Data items
_ _ _

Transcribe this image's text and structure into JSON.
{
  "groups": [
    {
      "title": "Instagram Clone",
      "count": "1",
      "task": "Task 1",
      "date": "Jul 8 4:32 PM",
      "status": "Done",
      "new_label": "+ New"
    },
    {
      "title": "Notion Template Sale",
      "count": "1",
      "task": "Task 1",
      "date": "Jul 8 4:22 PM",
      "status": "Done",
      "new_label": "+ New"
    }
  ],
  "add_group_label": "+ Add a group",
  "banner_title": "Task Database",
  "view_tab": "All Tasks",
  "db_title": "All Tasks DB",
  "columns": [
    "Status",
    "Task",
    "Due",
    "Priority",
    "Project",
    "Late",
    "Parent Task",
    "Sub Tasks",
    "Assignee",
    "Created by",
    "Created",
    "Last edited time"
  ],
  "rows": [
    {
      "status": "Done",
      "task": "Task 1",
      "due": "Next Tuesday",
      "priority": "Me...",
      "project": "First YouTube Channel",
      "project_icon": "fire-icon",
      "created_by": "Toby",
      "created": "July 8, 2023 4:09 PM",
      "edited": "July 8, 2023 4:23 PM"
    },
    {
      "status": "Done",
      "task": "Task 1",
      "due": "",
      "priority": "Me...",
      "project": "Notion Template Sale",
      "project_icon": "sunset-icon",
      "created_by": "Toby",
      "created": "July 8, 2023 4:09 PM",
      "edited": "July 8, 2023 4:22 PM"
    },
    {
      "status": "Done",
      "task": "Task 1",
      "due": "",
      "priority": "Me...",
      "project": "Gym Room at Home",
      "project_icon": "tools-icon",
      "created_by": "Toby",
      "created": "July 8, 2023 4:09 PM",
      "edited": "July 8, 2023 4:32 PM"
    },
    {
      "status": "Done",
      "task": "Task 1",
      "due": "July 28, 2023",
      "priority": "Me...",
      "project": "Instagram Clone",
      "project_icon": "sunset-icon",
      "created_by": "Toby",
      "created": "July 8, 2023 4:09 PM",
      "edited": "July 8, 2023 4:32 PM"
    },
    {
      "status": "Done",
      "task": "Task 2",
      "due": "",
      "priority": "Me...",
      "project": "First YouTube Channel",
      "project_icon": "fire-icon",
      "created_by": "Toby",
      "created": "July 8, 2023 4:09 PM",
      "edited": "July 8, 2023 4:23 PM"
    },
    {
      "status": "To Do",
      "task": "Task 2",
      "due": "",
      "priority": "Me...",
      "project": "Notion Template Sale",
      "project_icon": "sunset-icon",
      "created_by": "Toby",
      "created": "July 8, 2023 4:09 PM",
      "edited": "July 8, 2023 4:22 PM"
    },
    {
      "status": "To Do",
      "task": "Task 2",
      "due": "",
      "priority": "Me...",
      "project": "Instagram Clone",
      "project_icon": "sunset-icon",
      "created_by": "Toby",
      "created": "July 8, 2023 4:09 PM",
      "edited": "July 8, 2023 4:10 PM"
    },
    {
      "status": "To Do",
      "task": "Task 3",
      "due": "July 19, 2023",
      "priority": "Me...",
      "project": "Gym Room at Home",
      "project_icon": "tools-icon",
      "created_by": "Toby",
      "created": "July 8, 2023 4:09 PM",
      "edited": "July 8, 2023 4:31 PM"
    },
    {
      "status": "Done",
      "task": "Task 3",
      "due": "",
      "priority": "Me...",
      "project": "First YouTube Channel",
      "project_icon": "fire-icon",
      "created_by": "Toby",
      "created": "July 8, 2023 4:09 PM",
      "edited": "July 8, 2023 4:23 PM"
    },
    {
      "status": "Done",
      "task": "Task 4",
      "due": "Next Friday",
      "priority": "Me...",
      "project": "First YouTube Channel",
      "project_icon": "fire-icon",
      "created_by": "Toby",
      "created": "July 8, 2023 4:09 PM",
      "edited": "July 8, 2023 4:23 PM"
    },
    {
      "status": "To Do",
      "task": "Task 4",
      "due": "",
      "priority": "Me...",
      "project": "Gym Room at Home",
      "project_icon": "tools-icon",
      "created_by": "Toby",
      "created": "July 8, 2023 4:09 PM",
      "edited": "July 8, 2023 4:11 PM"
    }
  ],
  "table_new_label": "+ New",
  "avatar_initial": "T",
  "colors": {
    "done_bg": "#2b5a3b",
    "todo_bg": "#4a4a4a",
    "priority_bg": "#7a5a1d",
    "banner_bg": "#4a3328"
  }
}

_ _ _

Return every record above exactly as it appears.

• TASK RESPONSE:
Transcribe this image's text and structure into JSON.
{
  "groups": [
    {
      "title": "Instagram Clone",
      "count": "1",
      "task": "Task 1",
      "date": "Jul 8 4:32 PM",
      "status": "Done",
      "new_label": "+ New"
    },
    {
      "title": "Notion Template Sale",
      "count": "1",
      "task": "Task 1",
      "date": "Jul 8 4:22 PM",
      "status": "Done",
      "new_label": "+ New"
    }
  ],
  "add_group_label": "+ Add a group",
  "banner_title": "Task Database",
  "view_tab": "All Tasks",
  "db_title": "All Tasks DB",
  "columns": [
    "Status",
    "Task",
    "Due",
    "Priority",
    "Project",
    "Late",
    "Parent Task",
    "Sub Tasks",
    "Assignee",
    "Created by",
    "Created",
    "Last edited time"
  ],
  "rows": [
    {
      "status": "Done",
      "task": "Task 1",
      "due": "Next Tuesday",
      "priority": "Me...",
      "project": "First YouTube Channel",
      "project_icon": "fire-icon",
      "created_by": "Toby",
      "created": "July 8, 2023 4:09 PM",
      "edited": "July 8, 2023 4:23 PM"
    },
    {
      "status": "Done",
      "task": "Task 1",
      "due": "",
      "priority": "Me...",
      "project": "Notion Template Sale",
      "project_icon": "sunset-icon",
      "created_by": "Toby",
      "created": "July 8, 2023 4:09 PM",
      "edited": "July 8, 2023 4:22 PM"
    },
    {
      "status": "Done",
      "task": "Task 1",
      "due": "",
      "priority": "Me...",
      "project": "Gym Room at Home",
      "project_icon": "tools-icon",
      "created_by": "Toby",
      "created": "July 8, 2023 4:09 PM",
      "edited": "July 8, 2023 4:32 PM"
    },
    {
      "status": "Done",
      "task": "Task 1",
      "due": "July 28, 2023",
      "priority": "Me...",
      "project": "Instagram Clone",
      "project_icon": "sunset-icon",
      "created_by": "Toby",
      "created": "July 8, 2023 4:09 PM",
      "edited": "July 8, 2023 4:32 PM"
    },
    {
      "status": "Done",
      "task": "Task 2",
      "due": "",
      "priority": "Me...",
      "project": "First YouTube Channel",
      "project_icon": "fire-icon",
      "created_by": "Toby",
      "created": "July 8, 2023 4:09 PM",
      "edited": "July 8, 2023 4:23 PM"
    },
    {
      "status": "To Do",
      "task": "Task 2",
      "due": "",
      "priority": "Me...",
      "project": "Notion Template Sale",
      "project_icon": "sunset-icon",
      "created_by": "Toby",
      "created": "July 8, 2023 4:09 PM",
      "edited": "July 8, 2023 4:22 PM"
    },
    {
      "status": "To Do",
      "task": "Task 2",
      "due": "",
      "priority": "Me...",
      "project": "Instagram Clone",
      "project_icon": "sunset-icon",
      "created_by": "Toby",
      "created": "July 8, 2023 4:09 PM",
      "edited": "July 8, 2023 4:10 PM"
    },
    {
      "status": "To Do",
      "task": "Task 3",
      "due": "July 19, 2023",
      "priority": "Me...",
      "project": "Gym Room at Home",
      "project_icon": "tools-icon",
      "created_by": "Toby",
      "created": "July 8, 2023 4:09 PM",
      "edited": "July 8, 2023 4:31 PM"
    },
    {
      "status": "Done",
      "task": "Task 3",
      "due": "",
      "priority": "Me...",
      "project": "First YouTube Channel",
      "project_icon": "fire-icon",
      "created_by": "Toby",
      "created": "July 8, 2023 4:09 PM",
      "edited": "July 8, 2023 4:23 PM"
    },
    {
      "status": "Done",
      "task": "Task 4",
      "due": "Next Friday",
      "priority": "Me...",
      "project": "First YouTube Channel",
      "project_icon": "fire-icon",
      "created_by": "Toby",
      "created": "July 8, 2023 4:09 PM",
      "edited": "July 8, 2023 4:23 PM"
    },
    {
      "status": "To Do",
      "task": "Task 4",
      "due": "",
      "priority": "Me...",
      "project": "Gym Room at Home",
      "project_icon": "tools-icon",
      "created_by": "Toby",
      "created": "July 8, 2023 4:09 PM",
      "edited": "July 8, 2023 4:11 PM"
    }
  ],
  "table_new_label": "+ New",
  "avatar_initial": "T",
  "colors": {
    "done_bg": "#2b5a3b",
    "todo_bg": "#4a4a4a",
    "priority_bg": "#7a5a1d",
    "banner_bg": "#4a3328"
  }
}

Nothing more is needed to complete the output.